╭─ Extrait de page
Évelyne Grossman, en intelligence avec Antonin Artaud,

13/01/07 — Antonin Artaud, Évelyne Grossman, Jacques Derrida, Laurence Sterne, Roland Barthes


—— My father set out upon the strength of these two following axioms :

First, That an ounce of a man’s own wit, was worth a tun of other people’s ; and,
Secondly, (Which, by the bye, was the ground-work of the first axiom, —— tho’ it comes last) —— That every man’s wit must come from every man’s own soul, —— and no other body’s.
Laurence Sterne [1]

L’heure est grave, Pablo Picasso.
Les livres, les écrits, les toiles, l’art ne sont rien ; ce qui juge un homme c’est sa vie et non son oeuvre, et qu’est-elle sinon le cri de sa vie.
Antonin Artaud [2]


affaire de désidentifier les suppôts de la normopathie ...
╰─
▸ Consigne: Prolongez le texte sur Évelyne Grossman et Antonin Artaud en reprenant juste après ses derniers mots.
╭─ Données fournies
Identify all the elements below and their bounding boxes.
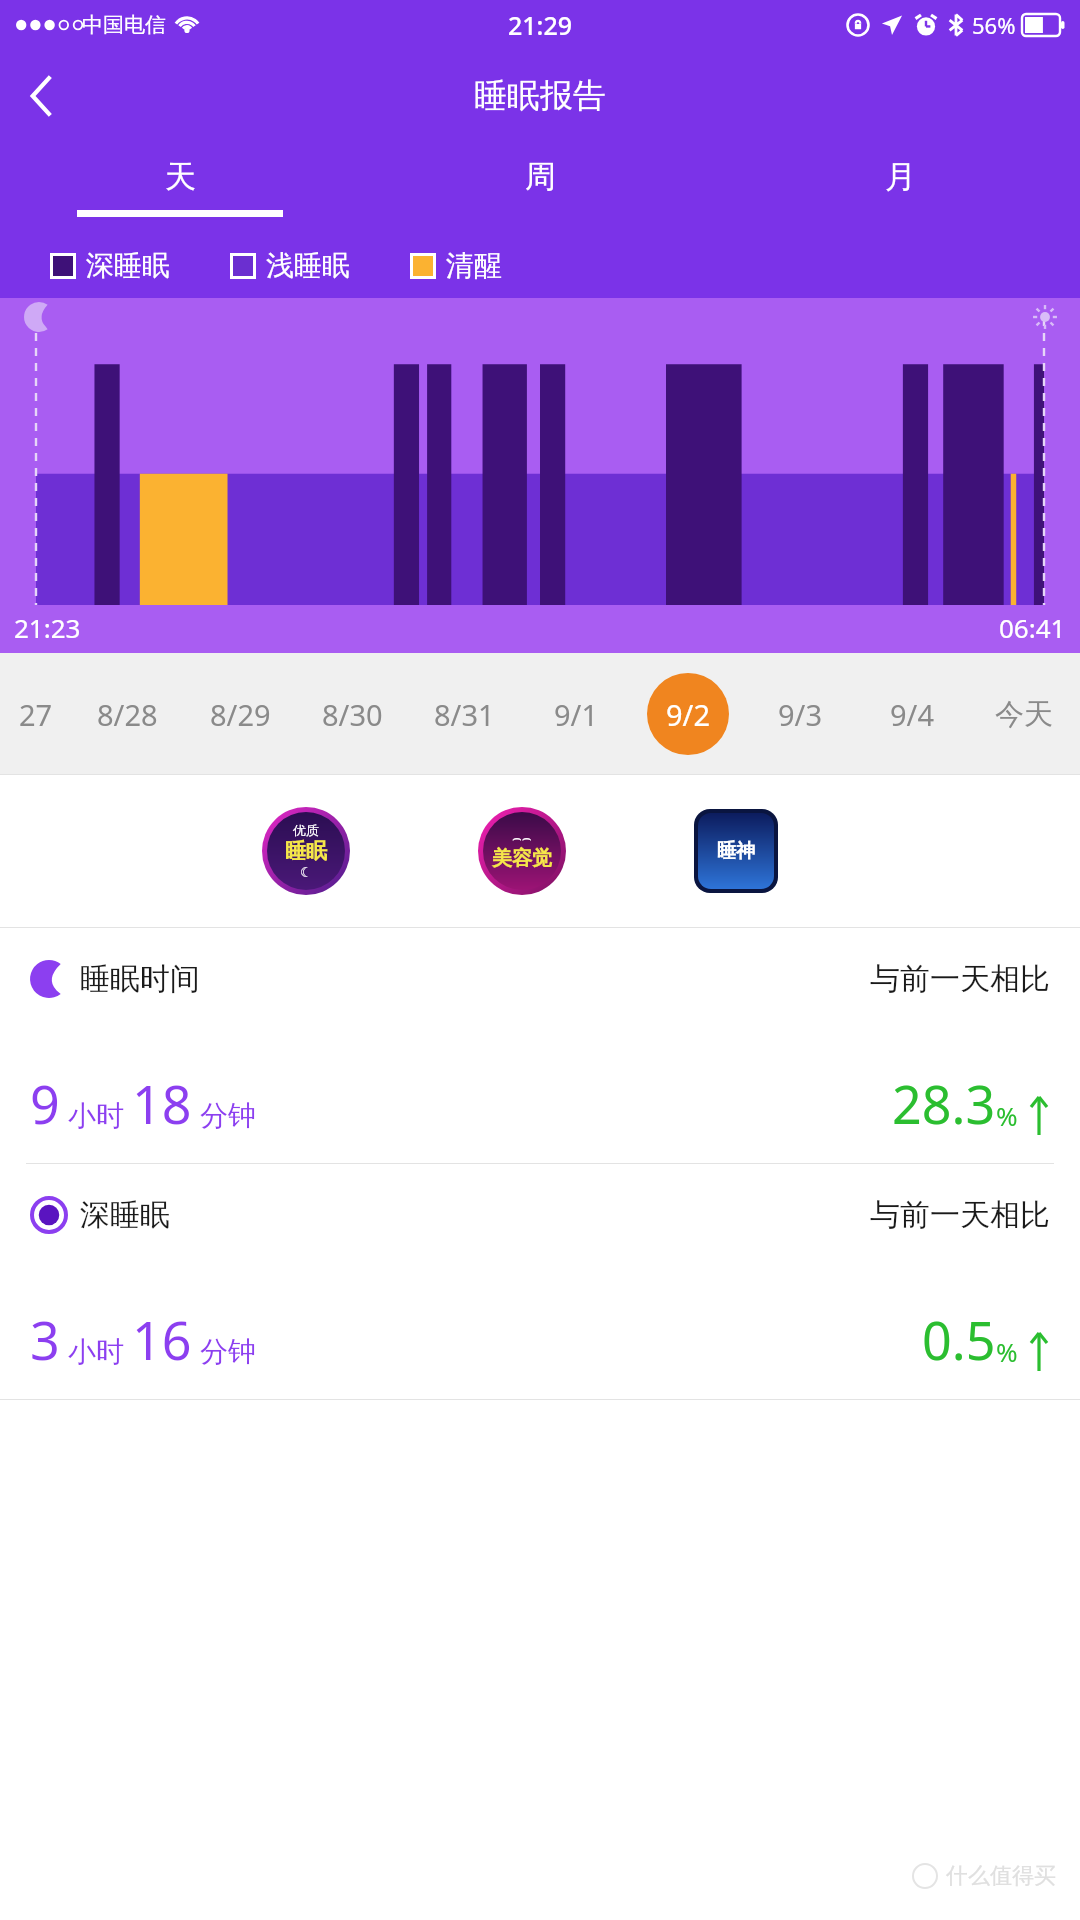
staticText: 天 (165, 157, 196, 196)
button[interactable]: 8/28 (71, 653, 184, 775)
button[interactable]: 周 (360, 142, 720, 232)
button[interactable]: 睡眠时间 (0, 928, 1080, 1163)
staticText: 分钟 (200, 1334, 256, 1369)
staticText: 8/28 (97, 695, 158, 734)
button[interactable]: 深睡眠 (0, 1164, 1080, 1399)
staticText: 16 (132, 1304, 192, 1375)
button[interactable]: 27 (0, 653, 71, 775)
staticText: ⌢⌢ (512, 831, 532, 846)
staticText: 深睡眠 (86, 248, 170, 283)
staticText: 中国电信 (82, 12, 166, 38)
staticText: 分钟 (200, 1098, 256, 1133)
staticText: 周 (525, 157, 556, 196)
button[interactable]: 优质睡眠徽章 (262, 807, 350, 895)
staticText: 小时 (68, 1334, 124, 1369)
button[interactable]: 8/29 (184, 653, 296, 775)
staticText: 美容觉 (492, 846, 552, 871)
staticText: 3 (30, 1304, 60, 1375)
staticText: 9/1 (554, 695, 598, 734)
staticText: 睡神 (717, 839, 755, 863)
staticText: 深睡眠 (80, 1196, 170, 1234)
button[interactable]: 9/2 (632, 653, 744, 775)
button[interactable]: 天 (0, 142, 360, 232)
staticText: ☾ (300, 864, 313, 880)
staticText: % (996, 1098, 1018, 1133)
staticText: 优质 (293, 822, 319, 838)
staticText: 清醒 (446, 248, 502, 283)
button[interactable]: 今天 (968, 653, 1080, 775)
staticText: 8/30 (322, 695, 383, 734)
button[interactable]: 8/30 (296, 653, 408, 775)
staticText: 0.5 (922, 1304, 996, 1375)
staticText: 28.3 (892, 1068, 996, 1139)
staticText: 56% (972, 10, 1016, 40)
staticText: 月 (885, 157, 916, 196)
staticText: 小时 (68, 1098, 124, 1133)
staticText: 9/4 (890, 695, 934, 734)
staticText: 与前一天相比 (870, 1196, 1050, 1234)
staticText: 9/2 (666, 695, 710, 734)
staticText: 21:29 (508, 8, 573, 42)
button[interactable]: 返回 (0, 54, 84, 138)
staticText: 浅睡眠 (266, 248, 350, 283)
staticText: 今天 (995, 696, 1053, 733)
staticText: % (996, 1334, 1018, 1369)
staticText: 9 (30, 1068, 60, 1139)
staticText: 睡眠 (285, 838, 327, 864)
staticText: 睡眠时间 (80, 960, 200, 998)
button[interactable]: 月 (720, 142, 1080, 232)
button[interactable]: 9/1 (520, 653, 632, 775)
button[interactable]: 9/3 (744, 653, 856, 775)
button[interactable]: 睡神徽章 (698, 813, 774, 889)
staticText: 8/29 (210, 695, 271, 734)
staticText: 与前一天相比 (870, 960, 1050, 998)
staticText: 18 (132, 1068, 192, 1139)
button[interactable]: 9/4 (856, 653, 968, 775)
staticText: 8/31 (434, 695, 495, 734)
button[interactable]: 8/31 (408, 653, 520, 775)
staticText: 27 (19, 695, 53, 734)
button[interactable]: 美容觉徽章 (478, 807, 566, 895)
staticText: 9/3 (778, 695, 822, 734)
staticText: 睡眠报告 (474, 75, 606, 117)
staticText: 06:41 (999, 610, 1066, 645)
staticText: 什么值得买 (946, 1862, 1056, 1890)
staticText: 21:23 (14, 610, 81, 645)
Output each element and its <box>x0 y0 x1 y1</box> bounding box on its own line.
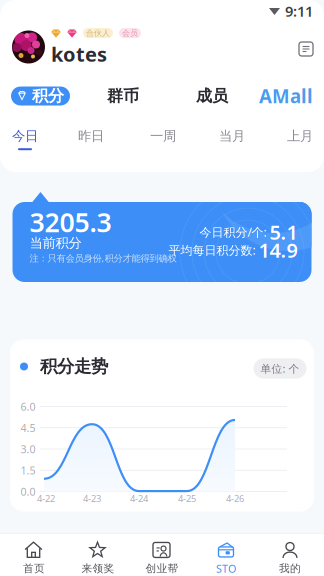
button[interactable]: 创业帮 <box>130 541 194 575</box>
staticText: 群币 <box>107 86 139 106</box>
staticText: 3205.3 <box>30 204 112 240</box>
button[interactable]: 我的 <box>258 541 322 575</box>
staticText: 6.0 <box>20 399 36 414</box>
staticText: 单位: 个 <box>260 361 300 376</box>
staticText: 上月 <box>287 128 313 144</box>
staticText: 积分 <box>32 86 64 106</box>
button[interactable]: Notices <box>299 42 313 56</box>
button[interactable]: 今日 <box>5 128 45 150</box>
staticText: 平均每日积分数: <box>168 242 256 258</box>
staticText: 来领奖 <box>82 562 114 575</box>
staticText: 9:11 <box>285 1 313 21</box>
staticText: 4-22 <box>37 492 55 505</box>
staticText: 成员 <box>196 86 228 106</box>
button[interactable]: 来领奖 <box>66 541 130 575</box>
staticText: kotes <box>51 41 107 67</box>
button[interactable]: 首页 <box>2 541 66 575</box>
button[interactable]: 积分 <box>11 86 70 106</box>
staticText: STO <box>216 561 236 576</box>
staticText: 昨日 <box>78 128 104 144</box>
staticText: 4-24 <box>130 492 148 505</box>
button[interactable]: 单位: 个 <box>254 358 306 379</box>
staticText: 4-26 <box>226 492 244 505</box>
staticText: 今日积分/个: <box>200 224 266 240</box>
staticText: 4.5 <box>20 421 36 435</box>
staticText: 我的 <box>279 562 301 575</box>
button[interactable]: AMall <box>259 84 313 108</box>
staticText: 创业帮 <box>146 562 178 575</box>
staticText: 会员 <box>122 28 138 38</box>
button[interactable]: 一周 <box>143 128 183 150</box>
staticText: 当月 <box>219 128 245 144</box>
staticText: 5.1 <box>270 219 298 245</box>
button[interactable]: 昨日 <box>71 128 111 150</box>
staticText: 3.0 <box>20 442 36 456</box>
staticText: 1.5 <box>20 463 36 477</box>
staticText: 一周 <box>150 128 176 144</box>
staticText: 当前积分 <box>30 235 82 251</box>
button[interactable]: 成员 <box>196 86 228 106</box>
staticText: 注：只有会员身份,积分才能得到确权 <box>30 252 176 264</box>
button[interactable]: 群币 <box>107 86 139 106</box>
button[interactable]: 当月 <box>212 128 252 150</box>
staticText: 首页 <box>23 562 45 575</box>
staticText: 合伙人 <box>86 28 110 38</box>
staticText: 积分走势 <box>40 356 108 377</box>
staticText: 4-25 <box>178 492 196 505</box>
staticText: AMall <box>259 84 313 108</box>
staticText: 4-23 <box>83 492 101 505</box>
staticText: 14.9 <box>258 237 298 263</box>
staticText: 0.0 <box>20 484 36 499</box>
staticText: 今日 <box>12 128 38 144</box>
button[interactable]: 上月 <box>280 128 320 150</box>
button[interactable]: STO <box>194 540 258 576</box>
╰─
╭─ Données fournies
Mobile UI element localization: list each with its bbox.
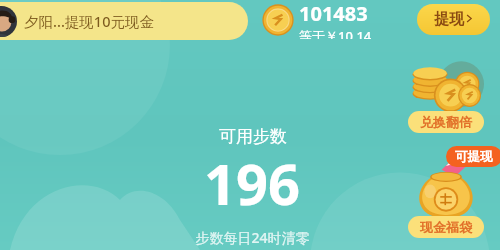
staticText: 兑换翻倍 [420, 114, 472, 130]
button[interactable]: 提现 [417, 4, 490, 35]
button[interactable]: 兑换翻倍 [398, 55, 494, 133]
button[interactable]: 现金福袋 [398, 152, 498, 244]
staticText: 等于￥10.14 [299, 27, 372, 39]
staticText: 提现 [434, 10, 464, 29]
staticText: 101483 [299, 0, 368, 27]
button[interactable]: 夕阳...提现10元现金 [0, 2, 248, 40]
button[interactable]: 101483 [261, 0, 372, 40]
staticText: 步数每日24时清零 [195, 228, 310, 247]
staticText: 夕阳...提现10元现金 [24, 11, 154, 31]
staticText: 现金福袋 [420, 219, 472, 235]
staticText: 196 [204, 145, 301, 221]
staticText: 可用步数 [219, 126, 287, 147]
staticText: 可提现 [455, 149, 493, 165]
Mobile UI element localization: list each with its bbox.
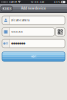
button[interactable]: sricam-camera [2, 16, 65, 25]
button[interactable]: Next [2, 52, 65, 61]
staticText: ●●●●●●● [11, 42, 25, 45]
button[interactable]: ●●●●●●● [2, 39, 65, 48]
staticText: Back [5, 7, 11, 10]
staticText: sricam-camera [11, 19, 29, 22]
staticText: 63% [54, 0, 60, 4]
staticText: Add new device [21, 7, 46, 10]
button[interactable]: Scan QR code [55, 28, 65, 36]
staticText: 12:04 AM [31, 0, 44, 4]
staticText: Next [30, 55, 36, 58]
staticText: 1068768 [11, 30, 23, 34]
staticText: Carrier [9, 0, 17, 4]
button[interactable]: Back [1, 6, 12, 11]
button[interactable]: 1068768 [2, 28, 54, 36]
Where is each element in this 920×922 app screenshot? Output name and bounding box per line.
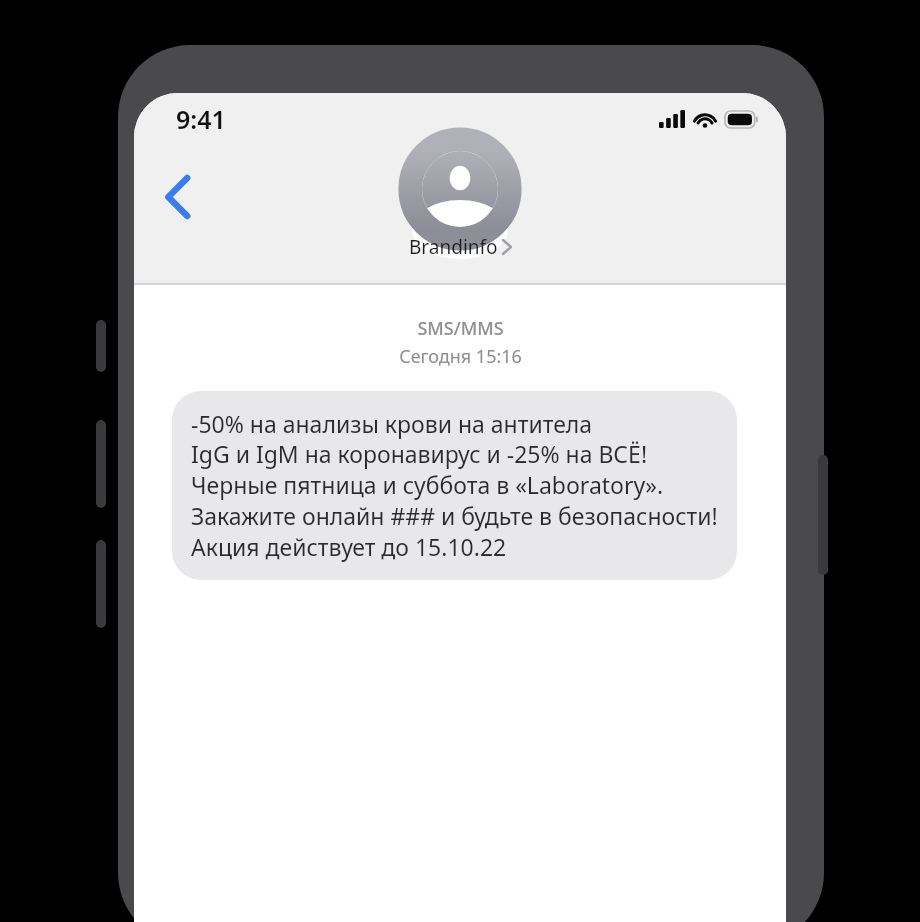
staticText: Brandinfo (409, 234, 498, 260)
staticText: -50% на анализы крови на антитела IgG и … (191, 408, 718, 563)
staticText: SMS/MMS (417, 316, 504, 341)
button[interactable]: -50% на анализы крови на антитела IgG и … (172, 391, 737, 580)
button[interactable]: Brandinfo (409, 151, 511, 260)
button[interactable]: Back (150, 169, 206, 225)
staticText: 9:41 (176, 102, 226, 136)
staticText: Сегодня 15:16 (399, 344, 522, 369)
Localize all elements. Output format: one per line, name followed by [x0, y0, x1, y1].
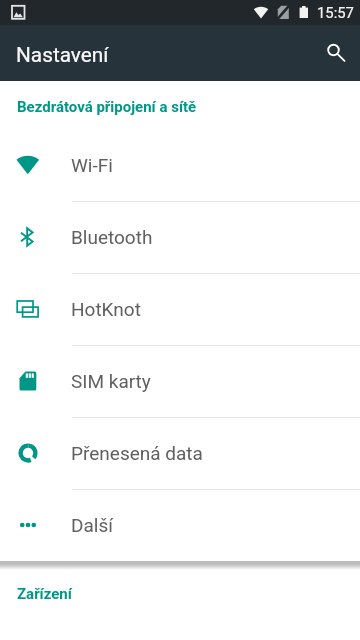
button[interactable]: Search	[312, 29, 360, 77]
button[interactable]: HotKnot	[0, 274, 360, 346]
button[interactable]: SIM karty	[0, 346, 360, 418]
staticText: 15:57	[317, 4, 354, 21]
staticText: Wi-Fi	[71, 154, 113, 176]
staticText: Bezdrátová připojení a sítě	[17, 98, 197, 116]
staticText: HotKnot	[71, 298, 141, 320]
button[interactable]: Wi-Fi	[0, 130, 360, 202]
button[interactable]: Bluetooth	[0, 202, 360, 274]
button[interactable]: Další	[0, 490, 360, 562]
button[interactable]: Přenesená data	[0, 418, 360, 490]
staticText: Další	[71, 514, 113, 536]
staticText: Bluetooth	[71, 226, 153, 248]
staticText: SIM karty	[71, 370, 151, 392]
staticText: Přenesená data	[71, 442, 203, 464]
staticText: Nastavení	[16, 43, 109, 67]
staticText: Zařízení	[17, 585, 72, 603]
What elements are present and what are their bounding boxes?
╰─
▸ Réponse attendue:
Bien chère Magdelaine,

Que vient faire là me diras-tu, cette longue citation en anglais, je sais qu’au premier coup d’oeil les tirets longs t’auront fait reconnaître Tristram Shandy, que la traduction Jouvet a remis en vigueur, qu’ignore la traduction Mauron, mais pour ce passage du chapitre XIX du second volume, c’est à dire de la première mise en circulation du "feuilleton", où c’est bien évidemment Sterne qui énonce sa théorie du wit, aucune des deux [3] ne me satisfait.

Ce wit tout british, à ne pas confondre avec le Witz freudien, il me semble bien qu’Evelyne Grossman le sait à l’oeuvre chez Artaud et quelques autres dont Beckett ou Michaux et c’est ce qu’elle explore dans La Défiguration, livre paru aux éditions de Minuit et dont l’introduction (téléchargeable en pdf) dit bien l’enjeu face à la « knavery » du jour [4].

D’Evelyne Grossman, la notice des éditions de Minuit nous apprend :

Professeur de littérature moderne et contemporaine à Paris VII. Elle a établi et préfacé plusieurs éditions d’œuvres d’Antonin Artaud aux Éditions Gallimard : Van Gogh le suicidé de la société, (« L’Imaginaire » n°432, 2001), Pour en finir avec le jugement de Dieu (« Poésie », 2003), Œuvres (« Quarto », 2004 [5]), 50 dessins pour assassiner la magie (2004), Suppôts et supplications — sic — (2006).

Le Mômo a dû envoyer des sorts aux clavistes : c’est écrit supplications au lieu de suppliciations !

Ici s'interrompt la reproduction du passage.